**Objective**
Can you pull out each line of the data below that includes the word "Output"?

**Data section**
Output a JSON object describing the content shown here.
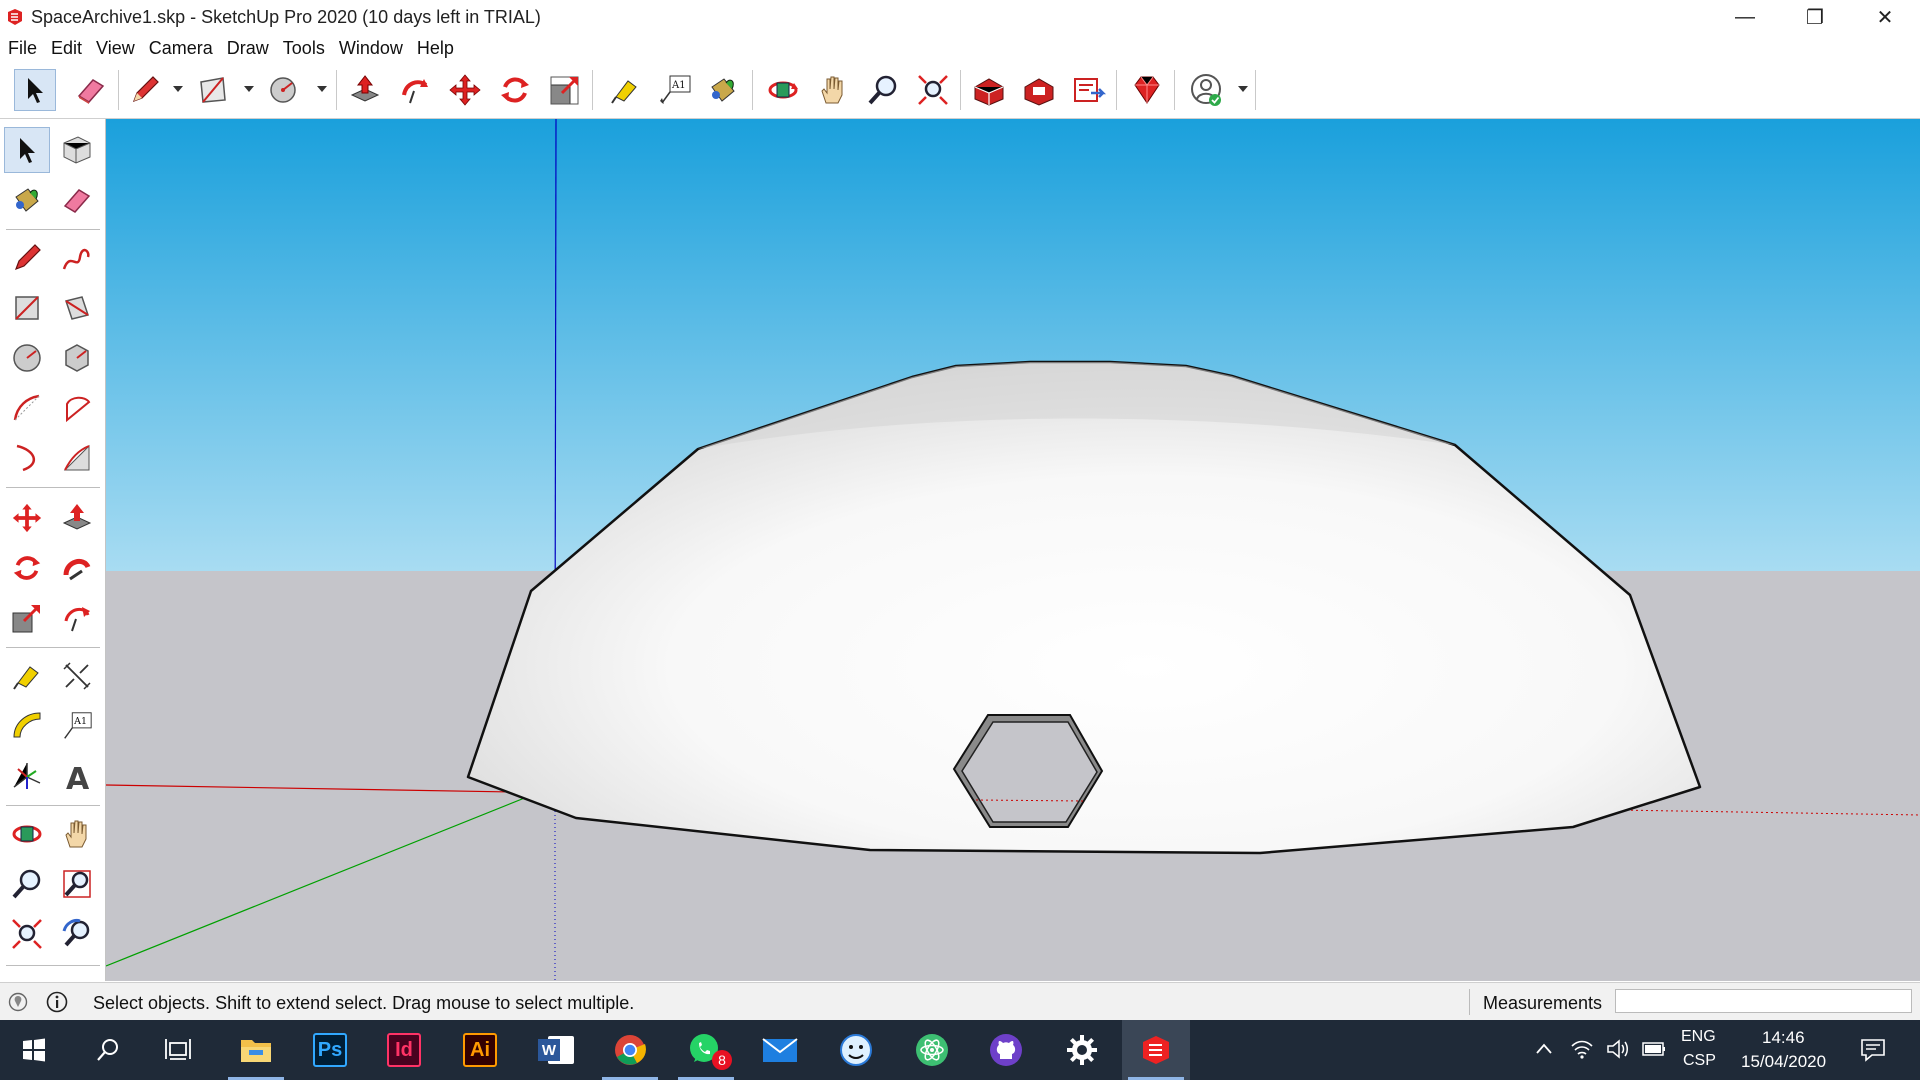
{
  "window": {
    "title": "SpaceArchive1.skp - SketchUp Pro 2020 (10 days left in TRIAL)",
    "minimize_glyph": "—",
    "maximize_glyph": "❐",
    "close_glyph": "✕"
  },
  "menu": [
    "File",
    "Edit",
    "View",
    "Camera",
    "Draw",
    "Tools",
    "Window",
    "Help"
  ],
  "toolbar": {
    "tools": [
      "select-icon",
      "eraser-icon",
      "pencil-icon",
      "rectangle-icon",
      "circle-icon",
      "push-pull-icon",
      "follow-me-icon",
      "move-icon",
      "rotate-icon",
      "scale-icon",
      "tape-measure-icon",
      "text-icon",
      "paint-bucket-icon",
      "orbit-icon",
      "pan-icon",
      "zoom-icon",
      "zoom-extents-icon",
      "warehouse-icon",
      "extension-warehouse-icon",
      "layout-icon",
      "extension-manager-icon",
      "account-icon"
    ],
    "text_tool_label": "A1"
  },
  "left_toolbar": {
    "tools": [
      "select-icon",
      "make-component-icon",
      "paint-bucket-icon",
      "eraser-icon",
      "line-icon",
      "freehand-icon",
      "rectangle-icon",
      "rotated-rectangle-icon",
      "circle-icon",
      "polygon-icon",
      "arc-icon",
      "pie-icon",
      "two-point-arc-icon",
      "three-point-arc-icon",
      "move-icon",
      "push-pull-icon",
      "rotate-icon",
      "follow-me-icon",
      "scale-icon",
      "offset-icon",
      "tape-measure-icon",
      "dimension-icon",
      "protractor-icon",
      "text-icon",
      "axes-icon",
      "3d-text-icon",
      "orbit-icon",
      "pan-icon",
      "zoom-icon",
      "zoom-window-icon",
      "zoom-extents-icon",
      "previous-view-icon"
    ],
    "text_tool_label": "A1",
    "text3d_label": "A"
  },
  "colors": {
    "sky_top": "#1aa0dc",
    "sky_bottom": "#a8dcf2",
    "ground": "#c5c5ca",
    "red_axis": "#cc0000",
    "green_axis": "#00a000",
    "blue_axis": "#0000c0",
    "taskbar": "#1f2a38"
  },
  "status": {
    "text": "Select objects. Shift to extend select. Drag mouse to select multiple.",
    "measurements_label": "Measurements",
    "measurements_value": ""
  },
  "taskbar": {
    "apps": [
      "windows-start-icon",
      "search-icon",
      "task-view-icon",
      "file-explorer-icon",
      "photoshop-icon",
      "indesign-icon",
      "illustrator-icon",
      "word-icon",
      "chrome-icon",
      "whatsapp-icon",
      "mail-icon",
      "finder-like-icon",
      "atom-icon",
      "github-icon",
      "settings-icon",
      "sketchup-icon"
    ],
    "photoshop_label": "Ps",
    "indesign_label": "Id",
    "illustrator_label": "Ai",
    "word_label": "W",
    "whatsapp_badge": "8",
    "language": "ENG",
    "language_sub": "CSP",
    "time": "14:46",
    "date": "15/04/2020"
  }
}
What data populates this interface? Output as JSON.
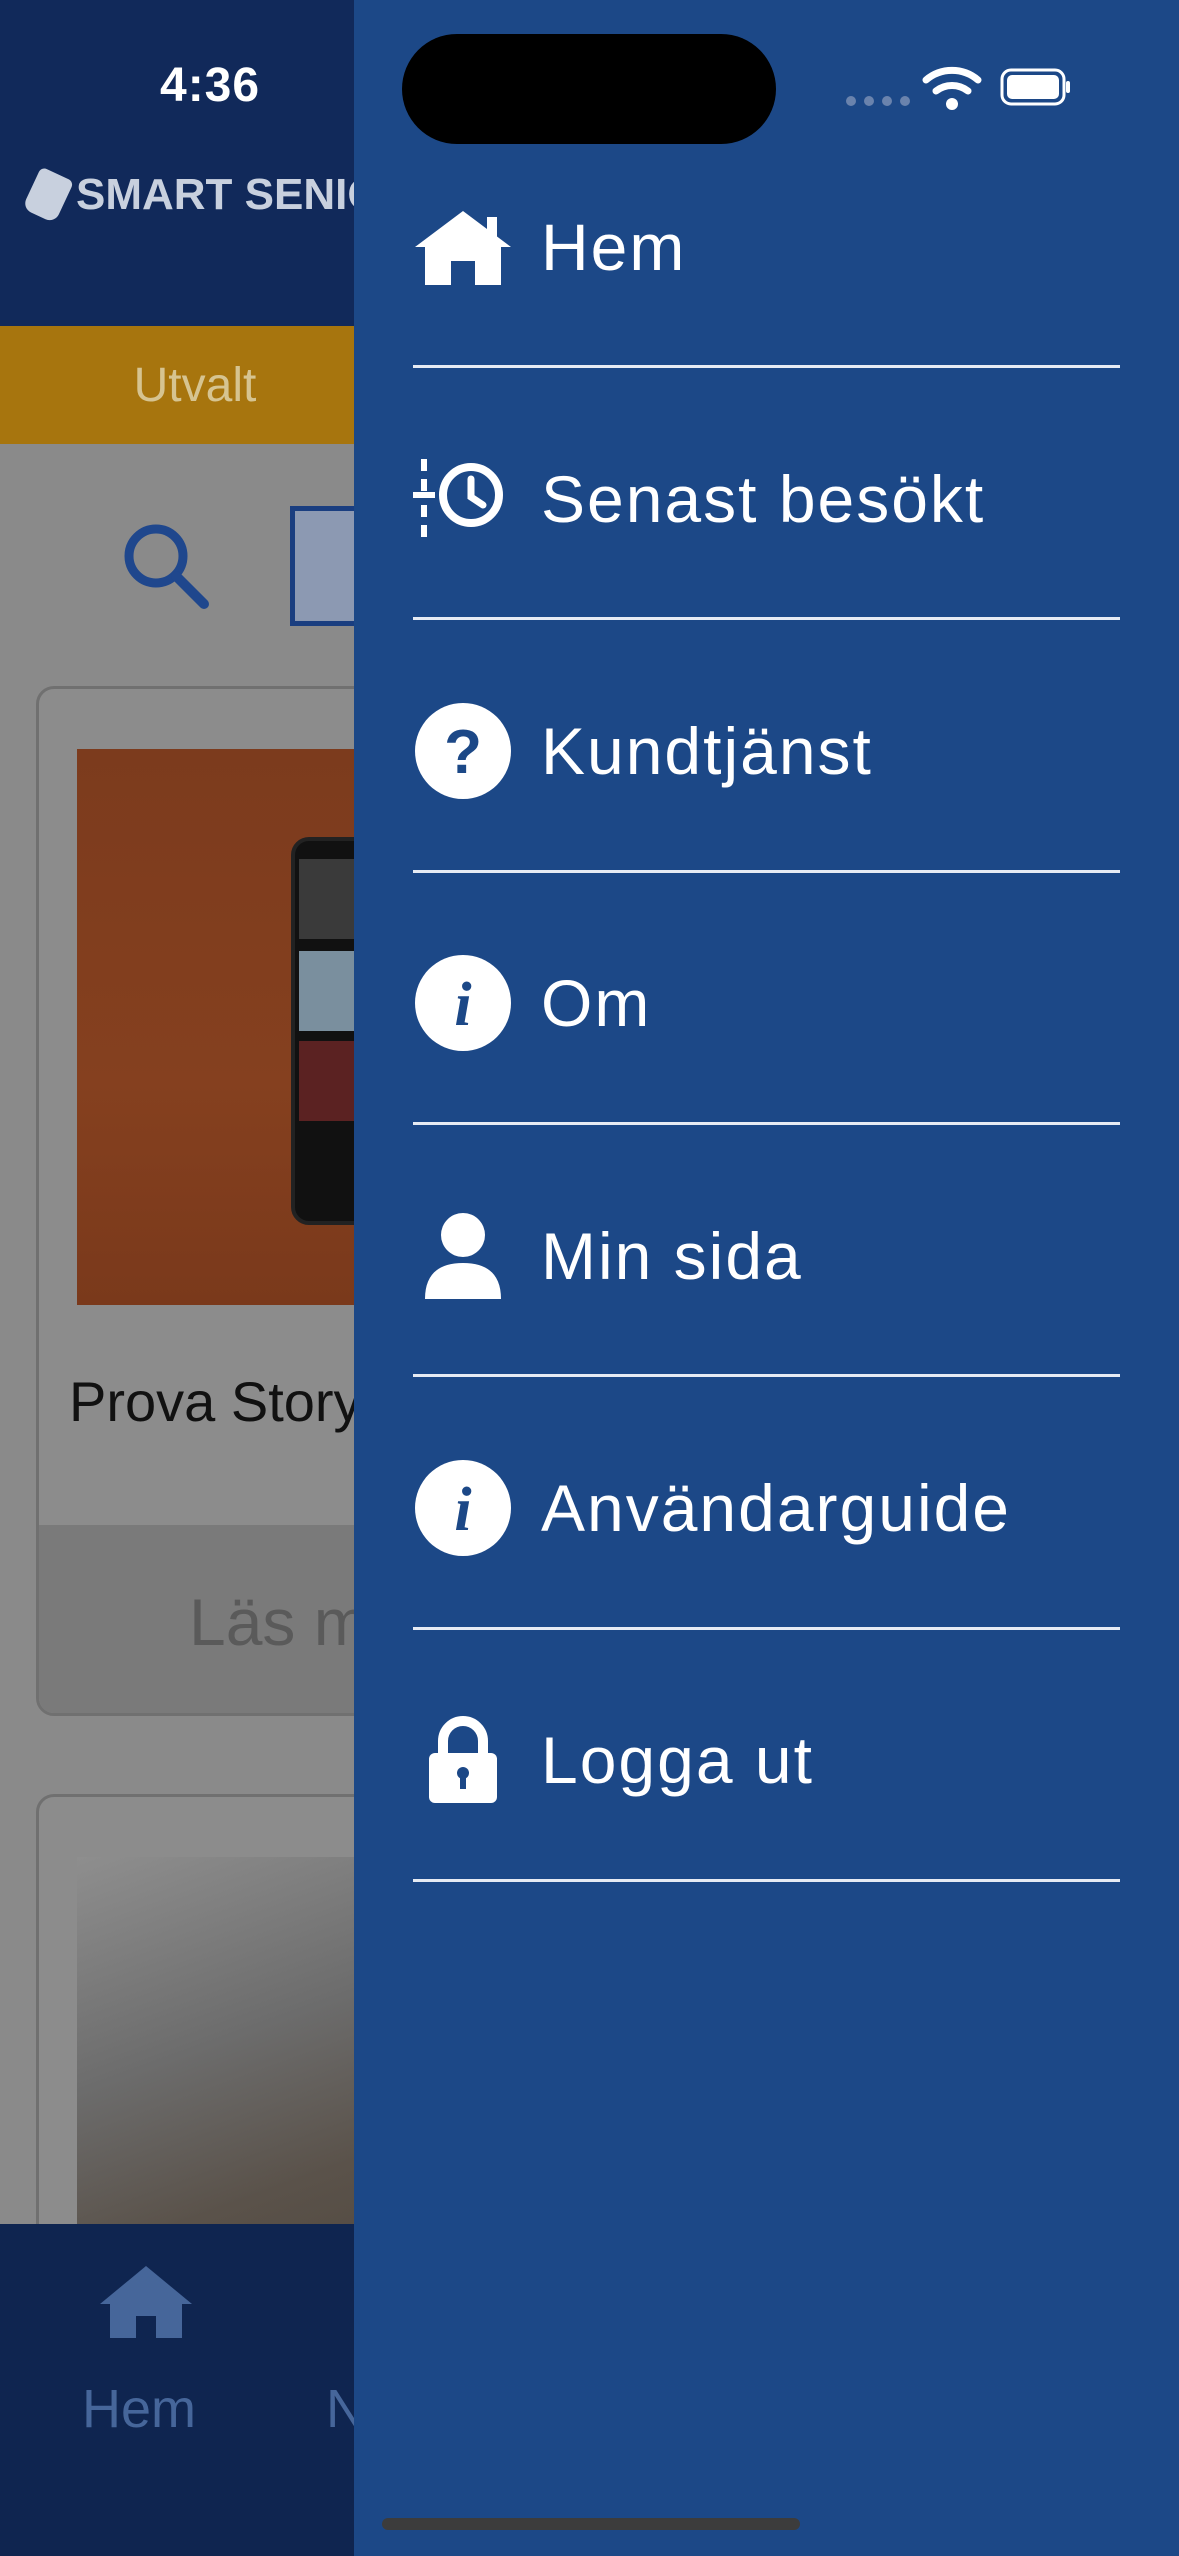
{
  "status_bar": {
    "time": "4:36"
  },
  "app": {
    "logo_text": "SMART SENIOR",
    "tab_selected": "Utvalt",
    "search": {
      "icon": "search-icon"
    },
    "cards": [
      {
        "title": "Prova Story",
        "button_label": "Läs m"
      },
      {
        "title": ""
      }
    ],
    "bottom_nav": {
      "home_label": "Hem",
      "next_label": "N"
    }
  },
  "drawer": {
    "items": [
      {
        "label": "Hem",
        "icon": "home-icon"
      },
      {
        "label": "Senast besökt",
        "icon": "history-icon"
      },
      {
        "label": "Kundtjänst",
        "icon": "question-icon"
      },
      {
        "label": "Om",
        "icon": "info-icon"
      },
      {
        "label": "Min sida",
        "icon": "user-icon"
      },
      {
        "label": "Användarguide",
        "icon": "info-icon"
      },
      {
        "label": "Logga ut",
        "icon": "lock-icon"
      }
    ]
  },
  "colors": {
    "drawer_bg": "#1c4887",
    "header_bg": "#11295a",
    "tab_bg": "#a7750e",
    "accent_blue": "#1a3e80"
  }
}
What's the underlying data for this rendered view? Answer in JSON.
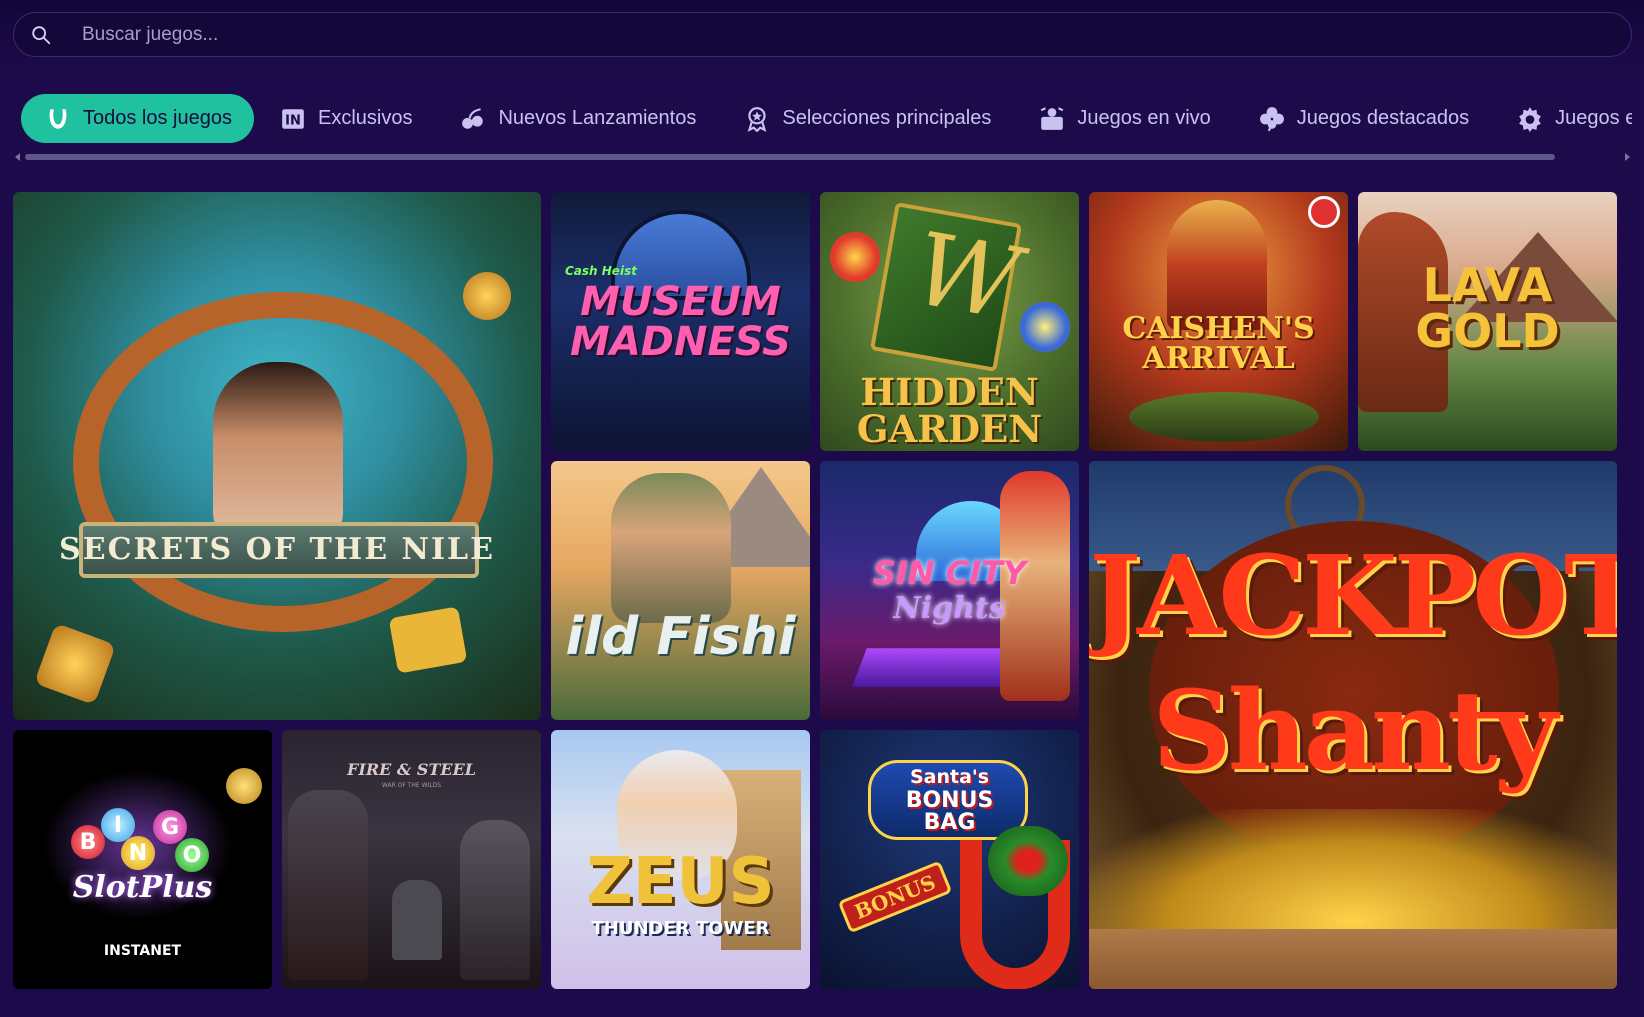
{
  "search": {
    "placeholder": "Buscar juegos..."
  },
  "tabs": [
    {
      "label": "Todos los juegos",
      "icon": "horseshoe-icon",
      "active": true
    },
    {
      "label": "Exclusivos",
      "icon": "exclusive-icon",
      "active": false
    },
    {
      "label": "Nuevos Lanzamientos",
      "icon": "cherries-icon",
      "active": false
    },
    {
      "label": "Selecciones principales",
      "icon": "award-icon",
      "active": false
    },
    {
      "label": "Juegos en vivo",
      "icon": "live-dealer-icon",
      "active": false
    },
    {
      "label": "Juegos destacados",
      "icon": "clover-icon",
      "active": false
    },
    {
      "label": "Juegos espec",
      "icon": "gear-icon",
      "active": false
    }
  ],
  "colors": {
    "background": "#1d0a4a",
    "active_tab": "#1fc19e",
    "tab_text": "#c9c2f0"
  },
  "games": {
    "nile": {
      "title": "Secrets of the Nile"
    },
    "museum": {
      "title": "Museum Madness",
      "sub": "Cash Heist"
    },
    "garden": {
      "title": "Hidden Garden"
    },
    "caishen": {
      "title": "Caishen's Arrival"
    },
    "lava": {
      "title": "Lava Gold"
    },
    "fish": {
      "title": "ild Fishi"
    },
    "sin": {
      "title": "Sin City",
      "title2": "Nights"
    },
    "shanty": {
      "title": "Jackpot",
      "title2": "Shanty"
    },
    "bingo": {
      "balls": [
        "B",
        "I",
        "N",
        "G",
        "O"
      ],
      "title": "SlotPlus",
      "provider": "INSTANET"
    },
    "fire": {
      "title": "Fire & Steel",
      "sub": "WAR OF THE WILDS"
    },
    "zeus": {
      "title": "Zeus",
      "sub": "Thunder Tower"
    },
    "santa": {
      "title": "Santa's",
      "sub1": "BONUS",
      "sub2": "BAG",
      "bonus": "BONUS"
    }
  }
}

**Solved exercise**
Output a JSON object describing the content shown here.
What data populates this interface? Output as JSON.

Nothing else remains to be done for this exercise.